* _What to do_
Check every line below for the word "work" and copy each one that has it.

* _Provided data_

- - -

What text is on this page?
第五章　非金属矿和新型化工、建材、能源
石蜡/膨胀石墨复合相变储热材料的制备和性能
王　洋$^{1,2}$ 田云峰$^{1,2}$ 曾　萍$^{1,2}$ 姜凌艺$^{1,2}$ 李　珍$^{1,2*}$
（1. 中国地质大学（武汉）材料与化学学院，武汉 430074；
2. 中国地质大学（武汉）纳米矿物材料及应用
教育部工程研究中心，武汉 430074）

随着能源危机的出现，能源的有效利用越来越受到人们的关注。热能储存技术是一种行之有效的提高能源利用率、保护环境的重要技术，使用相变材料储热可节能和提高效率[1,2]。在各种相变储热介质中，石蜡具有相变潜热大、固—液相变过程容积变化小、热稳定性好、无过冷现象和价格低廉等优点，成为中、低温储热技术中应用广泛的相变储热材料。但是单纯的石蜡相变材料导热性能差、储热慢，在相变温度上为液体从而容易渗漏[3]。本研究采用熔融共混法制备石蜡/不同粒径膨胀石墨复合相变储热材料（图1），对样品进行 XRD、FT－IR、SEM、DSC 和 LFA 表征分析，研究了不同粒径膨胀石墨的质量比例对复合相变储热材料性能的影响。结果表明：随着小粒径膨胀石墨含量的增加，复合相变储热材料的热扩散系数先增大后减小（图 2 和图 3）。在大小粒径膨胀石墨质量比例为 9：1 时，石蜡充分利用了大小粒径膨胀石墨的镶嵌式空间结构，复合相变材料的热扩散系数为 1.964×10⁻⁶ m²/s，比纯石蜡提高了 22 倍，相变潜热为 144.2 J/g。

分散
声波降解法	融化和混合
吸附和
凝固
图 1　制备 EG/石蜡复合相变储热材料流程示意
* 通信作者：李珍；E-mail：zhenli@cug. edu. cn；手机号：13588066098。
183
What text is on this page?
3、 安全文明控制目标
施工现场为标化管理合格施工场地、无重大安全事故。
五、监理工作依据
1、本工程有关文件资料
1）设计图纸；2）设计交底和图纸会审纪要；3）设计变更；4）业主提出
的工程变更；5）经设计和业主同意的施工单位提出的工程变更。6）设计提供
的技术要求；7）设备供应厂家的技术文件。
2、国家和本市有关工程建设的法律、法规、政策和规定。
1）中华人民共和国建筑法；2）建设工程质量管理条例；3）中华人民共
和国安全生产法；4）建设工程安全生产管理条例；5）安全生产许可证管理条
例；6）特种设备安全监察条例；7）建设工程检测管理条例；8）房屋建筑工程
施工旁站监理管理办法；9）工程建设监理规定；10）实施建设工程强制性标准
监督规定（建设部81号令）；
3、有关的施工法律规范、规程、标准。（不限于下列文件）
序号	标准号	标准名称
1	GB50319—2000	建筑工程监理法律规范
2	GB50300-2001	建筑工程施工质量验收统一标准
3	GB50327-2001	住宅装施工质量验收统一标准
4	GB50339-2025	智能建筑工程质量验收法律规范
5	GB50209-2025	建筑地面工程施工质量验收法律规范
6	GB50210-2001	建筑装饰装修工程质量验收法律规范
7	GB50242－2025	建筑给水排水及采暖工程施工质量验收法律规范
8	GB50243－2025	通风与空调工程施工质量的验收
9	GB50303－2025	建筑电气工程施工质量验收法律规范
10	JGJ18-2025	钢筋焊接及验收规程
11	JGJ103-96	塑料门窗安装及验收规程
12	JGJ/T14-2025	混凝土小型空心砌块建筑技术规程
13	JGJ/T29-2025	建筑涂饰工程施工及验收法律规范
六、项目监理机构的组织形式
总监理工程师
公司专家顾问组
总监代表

- - -

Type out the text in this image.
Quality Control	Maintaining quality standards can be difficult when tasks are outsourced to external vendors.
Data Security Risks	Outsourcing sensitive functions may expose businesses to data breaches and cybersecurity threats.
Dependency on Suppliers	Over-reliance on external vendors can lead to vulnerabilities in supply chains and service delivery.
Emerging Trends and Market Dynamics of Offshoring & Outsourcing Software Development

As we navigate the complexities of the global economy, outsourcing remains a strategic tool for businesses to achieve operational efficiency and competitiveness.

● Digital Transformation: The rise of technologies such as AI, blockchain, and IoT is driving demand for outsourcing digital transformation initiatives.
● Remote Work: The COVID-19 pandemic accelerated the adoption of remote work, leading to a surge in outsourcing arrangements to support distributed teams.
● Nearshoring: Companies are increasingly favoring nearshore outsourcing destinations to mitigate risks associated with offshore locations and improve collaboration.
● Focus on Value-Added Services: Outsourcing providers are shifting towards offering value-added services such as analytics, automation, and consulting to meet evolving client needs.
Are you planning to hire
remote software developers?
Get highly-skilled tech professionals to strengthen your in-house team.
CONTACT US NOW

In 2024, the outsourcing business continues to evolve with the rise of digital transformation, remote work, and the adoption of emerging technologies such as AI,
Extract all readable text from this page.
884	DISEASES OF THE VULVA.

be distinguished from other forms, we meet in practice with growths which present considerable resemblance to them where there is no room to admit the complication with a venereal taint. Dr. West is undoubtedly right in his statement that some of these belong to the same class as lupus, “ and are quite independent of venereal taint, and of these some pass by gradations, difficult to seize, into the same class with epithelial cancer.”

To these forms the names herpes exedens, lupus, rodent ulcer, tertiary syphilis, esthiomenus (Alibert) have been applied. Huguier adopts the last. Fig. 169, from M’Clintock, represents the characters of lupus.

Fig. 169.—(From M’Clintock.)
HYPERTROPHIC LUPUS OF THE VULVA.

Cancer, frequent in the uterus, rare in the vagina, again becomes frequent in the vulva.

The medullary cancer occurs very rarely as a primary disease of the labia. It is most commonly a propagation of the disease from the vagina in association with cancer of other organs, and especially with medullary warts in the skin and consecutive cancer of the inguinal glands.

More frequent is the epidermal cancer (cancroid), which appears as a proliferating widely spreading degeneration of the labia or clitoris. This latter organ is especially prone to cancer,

- - -

* _The output_
● Remote Work: The COVID-19 pandemic accelerated the adoption of remote work, leading to a surge in outsourcing arrangements to support distributed teams.
In 2024, the outsourcing business continues to evolve with the rise of digital transformation, remote work, and the adoption of emerging technologies such as AI,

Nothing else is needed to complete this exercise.